Work to complete
Each entry must appear again exactly as it does in the source.

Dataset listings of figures
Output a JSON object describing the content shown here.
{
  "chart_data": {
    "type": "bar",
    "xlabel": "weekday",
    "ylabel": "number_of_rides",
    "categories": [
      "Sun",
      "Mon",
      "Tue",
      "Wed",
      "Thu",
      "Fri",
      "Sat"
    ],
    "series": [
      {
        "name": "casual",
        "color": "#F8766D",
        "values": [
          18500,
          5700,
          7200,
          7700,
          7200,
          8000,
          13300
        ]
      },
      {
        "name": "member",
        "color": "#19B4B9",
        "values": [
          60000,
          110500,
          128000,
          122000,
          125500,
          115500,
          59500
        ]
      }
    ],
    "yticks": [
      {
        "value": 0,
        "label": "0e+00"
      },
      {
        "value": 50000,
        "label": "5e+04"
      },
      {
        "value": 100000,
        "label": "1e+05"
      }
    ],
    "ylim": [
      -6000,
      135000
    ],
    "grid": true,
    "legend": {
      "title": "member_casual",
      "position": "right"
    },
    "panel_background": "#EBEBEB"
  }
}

Correct answer
Output a JSON object describing the content shown here.
{
  "chart_data": {
    "type": "bar",
    "xlabel": "weekday",
    "ylabel": "number_of_rides",
    "categories": [
      "Sun",
      "Mon",
      "Tue",
      "Wed",
      "Thu",
      "Fri",
      "Sat"
    ],
    "series": [
      {
        "name": "casual",
        "color": "#F8766D",
        "values": [
          18500,
          5700,
          7200,
          7700,
          7200,
          8000,
          13300
        ]
      },
      {
        "name": "member",
        "color": "#19B4B9",
        "values": [
          60000,
          110500,
          128000,
          122000,
          125500,
          115500,
          59500
        ]
      }
    ],
    "yticks": [
      {
        "value": 0,
        "label": "0e+00"
      },
      {
        "value": 50000,
        "label": "5e+04"
      },
      {
        "value": 100000,
        "label": "1e+05"
      }
    ],
    "ylim": [
      -6000,
      135000
    ],
    "grid": true,
    "legend": {
      "title": "member_casual",
      "position": "right"
    },
    "panel_background": "#EBEBEB"
  }
}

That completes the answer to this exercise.